# What to do
Find each line with the word "environment" and copy it.

= = = = =

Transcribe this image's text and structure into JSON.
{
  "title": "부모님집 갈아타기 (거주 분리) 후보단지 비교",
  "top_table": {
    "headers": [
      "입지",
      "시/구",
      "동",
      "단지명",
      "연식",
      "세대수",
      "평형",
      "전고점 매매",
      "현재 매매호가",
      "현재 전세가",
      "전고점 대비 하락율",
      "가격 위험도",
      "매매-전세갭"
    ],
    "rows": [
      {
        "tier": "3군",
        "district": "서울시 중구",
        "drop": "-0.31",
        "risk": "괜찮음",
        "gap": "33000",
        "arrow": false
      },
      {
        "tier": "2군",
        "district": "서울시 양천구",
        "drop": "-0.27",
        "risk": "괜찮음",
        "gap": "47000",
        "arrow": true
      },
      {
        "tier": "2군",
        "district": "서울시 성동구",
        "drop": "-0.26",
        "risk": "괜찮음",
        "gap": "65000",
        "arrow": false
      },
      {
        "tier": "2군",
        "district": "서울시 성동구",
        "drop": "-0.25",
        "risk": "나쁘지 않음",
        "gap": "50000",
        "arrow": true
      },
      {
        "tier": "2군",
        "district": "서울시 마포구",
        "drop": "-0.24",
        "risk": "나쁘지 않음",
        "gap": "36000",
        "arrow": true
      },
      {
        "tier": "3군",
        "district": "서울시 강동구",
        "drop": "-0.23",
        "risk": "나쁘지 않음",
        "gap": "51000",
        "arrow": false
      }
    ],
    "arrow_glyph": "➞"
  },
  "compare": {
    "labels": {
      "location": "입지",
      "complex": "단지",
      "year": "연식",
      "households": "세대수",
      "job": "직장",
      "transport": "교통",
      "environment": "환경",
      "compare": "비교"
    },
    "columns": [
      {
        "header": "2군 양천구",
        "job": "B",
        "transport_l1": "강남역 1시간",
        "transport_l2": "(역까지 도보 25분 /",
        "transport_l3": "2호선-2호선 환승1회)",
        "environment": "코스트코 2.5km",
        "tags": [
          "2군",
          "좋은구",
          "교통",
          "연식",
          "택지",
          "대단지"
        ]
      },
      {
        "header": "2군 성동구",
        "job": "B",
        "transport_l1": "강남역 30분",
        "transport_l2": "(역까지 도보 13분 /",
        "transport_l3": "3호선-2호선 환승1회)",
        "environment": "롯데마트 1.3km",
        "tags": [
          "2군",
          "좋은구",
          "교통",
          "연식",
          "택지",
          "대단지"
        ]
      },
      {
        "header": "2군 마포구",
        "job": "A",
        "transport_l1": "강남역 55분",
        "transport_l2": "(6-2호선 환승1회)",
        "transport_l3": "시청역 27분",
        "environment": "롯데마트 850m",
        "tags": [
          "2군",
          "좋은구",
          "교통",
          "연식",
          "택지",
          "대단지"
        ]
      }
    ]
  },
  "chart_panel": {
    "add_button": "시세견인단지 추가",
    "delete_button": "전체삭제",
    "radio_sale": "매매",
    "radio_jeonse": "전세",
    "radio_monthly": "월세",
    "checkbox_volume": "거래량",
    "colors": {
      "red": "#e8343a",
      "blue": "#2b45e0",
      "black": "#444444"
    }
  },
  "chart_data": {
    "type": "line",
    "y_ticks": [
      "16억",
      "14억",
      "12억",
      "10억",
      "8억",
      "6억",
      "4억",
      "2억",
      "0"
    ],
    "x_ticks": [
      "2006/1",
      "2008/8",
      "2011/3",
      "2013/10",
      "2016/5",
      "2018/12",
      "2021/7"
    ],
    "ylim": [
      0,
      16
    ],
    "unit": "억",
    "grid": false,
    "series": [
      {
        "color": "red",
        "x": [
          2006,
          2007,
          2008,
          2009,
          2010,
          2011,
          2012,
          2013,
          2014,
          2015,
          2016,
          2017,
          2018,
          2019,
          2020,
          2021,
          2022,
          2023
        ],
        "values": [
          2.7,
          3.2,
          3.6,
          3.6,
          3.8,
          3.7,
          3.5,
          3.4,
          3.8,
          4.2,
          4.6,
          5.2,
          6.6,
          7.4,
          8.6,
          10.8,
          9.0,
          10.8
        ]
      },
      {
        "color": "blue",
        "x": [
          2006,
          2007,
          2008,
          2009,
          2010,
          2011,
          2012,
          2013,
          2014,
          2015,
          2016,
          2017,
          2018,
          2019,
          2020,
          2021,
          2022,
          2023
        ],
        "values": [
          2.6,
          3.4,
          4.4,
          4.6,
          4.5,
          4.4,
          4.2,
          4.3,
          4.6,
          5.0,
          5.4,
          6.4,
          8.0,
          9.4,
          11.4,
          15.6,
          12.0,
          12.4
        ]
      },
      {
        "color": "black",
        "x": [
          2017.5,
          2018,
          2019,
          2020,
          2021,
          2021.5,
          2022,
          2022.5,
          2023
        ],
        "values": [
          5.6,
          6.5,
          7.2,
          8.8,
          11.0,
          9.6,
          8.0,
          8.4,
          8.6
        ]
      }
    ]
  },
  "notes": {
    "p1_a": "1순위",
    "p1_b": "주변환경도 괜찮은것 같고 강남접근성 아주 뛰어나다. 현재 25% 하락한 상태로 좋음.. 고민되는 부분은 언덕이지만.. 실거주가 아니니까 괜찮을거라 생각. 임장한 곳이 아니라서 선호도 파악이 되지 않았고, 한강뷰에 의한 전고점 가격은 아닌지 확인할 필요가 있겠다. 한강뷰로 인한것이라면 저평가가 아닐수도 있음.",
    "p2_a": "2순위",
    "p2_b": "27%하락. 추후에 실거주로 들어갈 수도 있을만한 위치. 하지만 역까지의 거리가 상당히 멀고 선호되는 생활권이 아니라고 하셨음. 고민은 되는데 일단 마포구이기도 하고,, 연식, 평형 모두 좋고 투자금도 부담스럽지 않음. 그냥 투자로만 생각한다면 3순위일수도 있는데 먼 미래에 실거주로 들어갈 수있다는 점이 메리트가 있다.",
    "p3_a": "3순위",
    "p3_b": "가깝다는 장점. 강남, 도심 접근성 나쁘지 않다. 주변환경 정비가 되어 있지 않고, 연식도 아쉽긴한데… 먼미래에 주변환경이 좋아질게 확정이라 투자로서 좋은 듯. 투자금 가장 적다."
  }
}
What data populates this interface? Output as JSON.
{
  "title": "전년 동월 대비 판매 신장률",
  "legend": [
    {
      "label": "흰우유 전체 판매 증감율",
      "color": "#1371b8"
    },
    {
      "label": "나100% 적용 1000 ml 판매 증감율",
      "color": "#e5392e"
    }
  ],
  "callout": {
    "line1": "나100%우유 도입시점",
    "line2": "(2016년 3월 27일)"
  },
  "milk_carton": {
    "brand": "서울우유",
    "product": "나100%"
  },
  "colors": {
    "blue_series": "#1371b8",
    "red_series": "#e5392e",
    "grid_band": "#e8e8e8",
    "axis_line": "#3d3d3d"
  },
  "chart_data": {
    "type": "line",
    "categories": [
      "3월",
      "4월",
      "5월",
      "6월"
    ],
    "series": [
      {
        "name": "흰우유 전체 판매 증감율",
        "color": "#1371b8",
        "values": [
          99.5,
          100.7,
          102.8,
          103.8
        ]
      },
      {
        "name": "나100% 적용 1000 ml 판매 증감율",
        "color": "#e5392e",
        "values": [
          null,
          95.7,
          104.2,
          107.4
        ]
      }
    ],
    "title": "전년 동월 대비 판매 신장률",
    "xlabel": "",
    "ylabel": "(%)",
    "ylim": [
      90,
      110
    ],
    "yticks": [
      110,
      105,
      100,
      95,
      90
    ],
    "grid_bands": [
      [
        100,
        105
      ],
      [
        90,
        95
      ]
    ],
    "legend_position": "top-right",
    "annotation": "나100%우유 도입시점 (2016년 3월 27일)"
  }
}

= = = = =

# Written reply
      "environment": "환경",
        "environment": "코스트코 2.5km",
        "environment": "롯데마트 1.3km",
        "environment": "롯데마트 850m",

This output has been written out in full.